• Written exercise: Rewrite the stretch of lines from the very first one through the line containing "header-cell: 备注 xyxy=(1102,496,1210,560)" as a numbered list, leaving out any blank lines.
====== Data supplied
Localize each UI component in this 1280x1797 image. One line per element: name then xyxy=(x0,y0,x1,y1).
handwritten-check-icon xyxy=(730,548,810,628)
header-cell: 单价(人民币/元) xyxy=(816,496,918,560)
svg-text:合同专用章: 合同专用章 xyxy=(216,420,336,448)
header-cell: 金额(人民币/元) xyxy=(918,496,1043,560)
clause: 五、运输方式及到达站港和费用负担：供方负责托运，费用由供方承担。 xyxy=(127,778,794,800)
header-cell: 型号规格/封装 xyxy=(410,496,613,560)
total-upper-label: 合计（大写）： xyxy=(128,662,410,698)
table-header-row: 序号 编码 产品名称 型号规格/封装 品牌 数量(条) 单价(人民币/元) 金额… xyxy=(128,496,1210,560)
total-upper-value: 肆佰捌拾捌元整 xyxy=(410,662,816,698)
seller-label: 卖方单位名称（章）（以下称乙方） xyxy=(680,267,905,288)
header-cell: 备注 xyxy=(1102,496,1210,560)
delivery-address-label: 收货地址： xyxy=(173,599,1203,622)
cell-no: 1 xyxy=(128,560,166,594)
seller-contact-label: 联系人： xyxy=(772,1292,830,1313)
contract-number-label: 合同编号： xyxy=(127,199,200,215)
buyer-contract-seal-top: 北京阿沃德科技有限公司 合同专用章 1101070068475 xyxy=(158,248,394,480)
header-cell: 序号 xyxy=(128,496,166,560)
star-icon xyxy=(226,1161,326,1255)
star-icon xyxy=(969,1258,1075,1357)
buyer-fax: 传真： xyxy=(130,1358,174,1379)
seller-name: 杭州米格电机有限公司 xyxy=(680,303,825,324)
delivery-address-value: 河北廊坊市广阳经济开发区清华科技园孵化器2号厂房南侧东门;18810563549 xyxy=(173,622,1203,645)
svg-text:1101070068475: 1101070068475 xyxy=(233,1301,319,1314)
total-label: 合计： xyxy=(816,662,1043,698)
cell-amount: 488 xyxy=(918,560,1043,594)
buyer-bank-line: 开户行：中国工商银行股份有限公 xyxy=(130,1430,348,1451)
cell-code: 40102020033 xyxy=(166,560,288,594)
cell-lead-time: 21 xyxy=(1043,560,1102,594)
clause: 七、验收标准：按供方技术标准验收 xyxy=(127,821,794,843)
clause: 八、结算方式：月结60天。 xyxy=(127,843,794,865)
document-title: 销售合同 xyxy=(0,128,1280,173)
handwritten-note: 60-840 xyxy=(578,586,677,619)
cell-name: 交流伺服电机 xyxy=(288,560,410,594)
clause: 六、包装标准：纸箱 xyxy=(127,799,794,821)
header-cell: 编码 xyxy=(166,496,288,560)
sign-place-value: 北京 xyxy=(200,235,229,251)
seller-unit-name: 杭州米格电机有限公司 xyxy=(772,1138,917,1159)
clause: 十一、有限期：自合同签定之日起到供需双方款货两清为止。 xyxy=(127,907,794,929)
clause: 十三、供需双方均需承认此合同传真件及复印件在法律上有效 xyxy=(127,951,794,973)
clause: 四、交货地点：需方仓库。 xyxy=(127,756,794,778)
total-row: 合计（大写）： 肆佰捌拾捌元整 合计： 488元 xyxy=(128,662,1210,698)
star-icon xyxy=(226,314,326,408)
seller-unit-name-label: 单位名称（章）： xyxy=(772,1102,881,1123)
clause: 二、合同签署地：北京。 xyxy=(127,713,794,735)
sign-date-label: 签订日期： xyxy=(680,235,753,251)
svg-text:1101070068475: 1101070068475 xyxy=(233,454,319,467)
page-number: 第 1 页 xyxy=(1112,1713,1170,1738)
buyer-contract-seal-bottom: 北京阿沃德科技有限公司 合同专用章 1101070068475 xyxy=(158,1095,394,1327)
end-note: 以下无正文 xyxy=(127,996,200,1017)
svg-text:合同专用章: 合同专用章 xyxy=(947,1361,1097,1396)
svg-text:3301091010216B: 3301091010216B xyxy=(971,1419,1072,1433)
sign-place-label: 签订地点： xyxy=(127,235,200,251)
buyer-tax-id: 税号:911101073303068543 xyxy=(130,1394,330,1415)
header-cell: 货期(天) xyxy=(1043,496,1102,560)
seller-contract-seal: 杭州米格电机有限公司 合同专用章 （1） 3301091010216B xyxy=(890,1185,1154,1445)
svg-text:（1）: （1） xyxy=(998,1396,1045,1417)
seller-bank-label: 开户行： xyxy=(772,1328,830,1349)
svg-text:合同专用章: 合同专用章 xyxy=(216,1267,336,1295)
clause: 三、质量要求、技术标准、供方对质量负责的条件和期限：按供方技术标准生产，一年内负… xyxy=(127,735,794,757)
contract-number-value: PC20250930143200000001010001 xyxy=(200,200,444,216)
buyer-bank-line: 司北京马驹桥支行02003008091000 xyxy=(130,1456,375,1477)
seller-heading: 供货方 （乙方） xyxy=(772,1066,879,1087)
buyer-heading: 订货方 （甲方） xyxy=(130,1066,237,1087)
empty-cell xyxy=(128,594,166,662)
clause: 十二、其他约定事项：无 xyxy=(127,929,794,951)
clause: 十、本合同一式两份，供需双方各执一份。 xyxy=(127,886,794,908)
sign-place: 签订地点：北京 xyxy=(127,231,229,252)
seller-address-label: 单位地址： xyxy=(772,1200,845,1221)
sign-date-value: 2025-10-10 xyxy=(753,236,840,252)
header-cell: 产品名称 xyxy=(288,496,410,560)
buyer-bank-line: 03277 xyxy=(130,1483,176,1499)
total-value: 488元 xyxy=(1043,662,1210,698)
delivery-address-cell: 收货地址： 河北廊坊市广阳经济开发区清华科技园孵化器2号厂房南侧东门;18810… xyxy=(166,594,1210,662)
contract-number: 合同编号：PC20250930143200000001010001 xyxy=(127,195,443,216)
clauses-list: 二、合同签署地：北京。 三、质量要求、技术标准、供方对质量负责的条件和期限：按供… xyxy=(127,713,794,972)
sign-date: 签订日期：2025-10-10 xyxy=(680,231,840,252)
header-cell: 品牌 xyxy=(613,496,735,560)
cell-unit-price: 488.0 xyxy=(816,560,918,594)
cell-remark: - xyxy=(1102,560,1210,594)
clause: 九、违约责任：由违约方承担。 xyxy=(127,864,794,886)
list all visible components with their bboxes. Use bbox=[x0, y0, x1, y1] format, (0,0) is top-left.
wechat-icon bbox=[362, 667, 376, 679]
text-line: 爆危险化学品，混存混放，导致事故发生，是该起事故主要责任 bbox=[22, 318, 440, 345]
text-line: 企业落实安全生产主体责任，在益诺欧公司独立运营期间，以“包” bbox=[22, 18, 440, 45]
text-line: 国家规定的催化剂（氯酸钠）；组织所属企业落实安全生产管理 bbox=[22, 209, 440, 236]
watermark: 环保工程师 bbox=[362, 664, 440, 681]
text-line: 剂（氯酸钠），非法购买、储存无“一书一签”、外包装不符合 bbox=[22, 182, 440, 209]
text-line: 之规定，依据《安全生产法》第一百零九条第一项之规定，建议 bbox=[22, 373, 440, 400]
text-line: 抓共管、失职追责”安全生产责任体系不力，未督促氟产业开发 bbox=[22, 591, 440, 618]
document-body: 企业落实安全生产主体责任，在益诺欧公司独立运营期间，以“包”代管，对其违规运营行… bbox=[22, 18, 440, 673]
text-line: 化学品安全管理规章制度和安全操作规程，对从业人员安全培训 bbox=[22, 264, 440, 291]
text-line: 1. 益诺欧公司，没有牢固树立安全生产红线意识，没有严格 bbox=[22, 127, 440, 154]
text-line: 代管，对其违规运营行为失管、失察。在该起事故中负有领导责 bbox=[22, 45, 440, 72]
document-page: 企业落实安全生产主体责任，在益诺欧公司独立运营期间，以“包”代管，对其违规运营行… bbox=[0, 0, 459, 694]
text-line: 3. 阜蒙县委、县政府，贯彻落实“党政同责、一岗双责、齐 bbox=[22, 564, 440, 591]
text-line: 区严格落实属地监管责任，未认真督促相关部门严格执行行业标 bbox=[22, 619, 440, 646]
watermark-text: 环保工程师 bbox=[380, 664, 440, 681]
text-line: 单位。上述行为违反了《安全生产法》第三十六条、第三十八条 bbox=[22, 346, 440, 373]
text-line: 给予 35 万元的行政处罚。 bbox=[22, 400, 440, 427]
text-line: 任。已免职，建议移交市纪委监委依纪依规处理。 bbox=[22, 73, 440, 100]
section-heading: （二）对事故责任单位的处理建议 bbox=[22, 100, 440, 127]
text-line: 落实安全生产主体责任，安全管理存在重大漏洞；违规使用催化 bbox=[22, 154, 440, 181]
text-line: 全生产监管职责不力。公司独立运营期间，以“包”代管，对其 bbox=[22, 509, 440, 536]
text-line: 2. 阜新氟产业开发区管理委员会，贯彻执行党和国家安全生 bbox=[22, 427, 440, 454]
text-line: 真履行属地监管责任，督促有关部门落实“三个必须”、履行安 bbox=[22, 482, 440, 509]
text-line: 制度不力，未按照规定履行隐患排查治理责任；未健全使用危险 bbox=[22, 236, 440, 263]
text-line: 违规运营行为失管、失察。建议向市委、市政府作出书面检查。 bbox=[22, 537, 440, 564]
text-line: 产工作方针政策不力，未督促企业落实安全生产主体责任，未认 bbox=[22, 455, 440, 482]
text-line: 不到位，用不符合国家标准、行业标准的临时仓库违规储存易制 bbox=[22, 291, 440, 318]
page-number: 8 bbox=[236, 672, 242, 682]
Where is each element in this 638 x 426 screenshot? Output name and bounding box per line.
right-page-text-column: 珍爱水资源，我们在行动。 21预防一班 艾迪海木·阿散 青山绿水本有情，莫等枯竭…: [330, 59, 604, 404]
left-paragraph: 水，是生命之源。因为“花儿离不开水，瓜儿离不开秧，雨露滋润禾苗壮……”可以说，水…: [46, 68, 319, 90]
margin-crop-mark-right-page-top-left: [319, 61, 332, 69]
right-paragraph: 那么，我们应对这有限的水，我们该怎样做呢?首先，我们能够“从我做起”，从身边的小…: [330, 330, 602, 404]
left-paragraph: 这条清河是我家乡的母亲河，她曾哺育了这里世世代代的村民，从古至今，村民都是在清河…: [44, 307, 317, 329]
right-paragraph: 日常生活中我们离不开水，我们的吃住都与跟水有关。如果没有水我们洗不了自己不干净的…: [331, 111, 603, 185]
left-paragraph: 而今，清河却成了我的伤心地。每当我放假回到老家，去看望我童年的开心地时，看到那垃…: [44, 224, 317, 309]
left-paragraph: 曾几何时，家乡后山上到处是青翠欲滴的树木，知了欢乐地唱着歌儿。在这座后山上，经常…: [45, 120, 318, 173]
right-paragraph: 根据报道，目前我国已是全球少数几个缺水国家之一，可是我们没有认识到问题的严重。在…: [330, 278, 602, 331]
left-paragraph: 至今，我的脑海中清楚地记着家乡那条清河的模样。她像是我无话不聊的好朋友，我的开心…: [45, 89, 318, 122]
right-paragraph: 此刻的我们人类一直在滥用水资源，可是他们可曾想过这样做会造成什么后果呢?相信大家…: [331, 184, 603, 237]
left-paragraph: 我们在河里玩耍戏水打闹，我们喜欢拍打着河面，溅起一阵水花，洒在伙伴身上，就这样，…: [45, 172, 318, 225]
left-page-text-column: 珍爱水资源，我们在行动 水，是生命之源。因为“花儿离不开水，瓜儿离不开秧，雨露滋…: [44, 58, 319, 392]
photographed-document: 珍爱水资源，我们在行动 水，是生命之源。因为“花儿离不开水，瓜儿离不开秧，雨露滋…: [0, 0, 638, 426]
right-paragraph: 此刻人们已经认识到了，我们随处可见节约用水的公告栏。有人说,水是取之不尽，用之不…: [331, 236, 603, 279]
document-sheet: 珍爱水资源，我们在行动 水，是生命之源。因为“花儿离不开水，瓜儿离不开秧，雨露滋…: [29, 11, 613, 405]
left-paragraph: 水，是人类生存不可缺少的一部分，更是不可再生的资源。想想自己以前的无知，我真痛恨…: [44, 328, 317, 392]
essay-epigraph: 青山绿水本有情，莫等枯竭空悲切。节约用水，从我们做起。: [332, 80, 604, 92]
============
• Solved problem:
1. Localize each UI component in this 1280x1797 image. One line per element: name then xyxy=(x0,y0,x1,y1).
2. handwritten-check-icon xyxy=(730,548,810,628)
3. header-cell: 单价(人民币/元) xyxy=(816,496,918,560)
4. svg-text:合同专用章: 合同专用章 xyxy=(216,420,336,448)
5. header-cell: 金额(人民币/元) xyxy=(918,496,1043,560)
6. clause: 五、运输方式及到达站港和费用负担：供方负责托运，费用由供方承担。 xyxy=(127,778,794,800)
7. header-cell: 型号规格/封装 xyxy=(410,496,613,560)
8. total-upper-label: 合计（大写）： xyxy=(128,662,410,698)
9. table-header-row: 序号 编码 产品名称 型号规格/封装 品牌 数量(条) 单价(人民币/元) 金额… xyxy=(128,496,1210,560)
10. total-upper-value: 肆佰捌拾捌元整 xyxy=(410,662,816,698)
11. seller-label: 卖方单位名称（章）（以下称乙方） xyxy=(680,267,905,288)
12. header-cell: 备注 xyxy=(1102,496,1210,560)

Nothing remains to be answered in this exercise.